▼

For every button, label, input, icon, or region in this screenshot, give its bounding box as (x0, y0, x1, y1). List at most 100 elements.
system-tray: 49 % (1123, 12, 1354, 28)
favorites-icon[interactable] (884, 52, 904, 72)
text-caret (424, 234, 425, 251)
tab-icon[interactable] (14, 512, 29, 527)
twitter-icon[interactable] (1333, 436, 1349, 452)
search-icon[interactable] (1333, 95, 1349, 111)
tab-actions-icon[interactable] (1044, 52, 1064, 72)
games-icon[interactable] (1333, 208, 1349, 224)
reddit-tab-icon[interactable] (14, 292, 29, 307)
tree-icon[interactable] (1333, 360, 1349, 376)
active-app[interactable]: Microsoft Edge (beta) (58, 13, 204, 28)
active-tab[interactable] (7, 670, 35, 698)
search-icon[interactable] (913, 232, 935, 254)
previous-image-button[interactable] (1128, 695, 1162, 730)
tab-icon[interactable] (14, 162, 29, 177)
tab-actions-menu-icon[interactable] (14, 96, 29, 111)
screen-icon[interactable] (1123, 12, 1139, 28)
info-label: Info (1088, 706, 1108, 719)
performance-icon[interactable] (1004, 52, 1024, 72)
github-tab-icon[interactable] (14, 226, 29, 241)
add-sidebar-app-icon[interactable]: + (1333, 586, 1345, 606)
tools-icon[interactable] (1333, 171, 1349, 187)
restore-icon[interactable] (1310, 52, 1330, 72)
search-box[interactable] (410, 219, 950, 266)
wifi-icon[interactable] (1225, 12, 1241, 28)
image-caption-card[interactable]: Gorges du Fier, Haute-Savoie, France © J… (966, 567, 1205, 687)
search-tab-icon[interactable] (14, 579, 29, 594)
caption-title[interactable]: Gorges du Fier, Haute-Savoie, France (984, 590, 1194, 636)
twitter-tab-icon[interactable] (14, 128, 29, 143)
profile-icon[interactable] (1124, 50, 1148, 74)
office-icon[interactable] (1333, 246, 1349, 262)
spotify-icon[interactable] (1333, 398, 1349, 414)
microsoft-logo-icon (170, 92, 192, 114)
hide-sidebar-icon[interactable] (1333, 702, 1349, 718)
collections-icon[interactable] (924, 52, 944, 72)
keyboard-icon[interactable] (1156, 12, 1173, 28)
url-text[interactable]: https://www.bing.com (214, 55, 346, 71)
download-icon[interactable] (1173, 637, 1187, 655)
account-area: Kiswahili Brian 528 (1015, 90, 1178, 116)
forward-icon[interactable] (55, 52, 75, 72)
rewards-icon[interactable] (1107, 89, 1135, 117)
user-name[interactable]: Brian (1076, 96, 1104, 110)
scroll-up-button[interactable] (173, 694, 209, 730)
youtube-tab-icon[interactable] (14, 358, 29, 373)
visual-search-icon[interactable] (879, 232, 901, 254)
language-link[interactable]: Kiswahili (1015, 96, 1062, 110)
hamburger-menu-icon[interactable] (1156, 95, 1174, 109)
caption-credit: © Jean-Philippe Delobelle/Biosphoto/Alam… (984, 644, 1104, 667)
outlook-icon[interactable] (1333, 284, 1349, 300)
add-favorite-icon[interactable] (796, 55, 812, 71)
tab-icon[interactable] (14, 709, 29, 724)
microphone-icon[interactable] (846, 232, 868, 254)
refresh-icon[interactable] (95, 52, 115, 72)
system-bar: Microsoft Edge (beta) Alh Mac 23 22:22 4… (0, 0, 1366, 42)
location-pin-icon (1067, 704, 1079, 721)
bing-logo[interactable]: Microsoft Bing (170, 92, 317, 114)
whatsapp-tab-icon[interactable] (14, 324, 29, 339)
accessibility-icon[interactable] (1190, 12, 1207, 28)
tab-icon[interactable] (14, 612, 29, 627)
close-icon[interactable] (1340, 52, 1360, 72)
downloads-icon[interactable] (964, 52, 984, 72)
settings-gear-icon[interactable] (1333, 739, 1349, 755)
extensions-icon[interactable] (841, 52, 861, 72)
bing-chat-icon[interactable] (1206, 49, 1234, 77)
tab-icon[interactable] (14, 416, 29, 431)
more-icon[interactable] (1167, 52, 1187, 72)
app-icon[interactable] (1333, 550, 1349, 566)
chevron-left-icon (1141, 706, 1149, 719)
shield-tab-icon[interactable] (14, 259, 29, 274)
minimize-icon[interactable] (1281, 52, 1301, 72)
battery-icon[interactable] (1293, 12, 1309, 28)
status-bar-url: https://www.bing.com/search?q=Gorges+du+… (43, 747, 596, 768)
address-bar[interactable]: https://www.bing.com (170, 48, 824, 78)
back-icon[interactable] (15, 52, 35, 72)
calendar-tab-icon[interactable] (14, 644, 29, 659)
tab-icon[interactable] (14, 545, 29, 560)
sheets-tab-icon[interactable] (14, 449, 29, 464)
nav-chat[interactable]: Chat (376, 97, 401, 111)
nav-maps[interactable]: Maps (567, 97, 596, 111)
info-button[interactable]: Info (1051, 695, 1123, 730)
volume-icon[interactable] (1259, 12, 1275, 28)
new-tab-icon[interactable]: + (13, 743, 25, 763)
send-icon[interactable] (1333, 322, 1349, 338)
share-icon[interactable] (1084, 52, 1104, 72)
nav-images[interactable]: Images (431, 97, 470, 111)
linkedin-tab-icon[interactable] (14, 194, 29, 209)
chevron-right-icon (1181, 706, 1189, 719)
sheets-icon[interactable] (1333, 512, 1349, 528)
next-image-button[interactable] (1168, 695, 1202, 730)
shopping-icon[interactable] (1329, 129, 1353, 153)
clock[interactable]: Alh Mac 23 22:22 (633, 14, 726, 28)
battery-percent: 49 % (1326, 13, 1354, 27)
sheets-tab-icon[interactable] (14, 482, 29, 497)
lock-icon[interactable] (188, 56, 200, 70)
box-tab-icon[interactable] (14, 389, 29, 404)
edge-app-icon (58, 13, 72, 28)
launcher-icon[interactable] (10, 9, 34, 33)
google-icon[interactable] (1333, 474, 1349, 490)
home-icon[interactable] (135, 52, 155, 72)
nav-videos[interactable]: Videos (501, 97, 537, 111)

▲

EXERCISE OBJECTIVE -> Select every line of the records above that contains the string "sidebar".

WRITTEN ANSWER ->
add-sidebar-app-icon[interactable]: + (1333, 586, 1345, 606)
hide-sidebar-icon[interactable] (1333, 702, 1349, 718)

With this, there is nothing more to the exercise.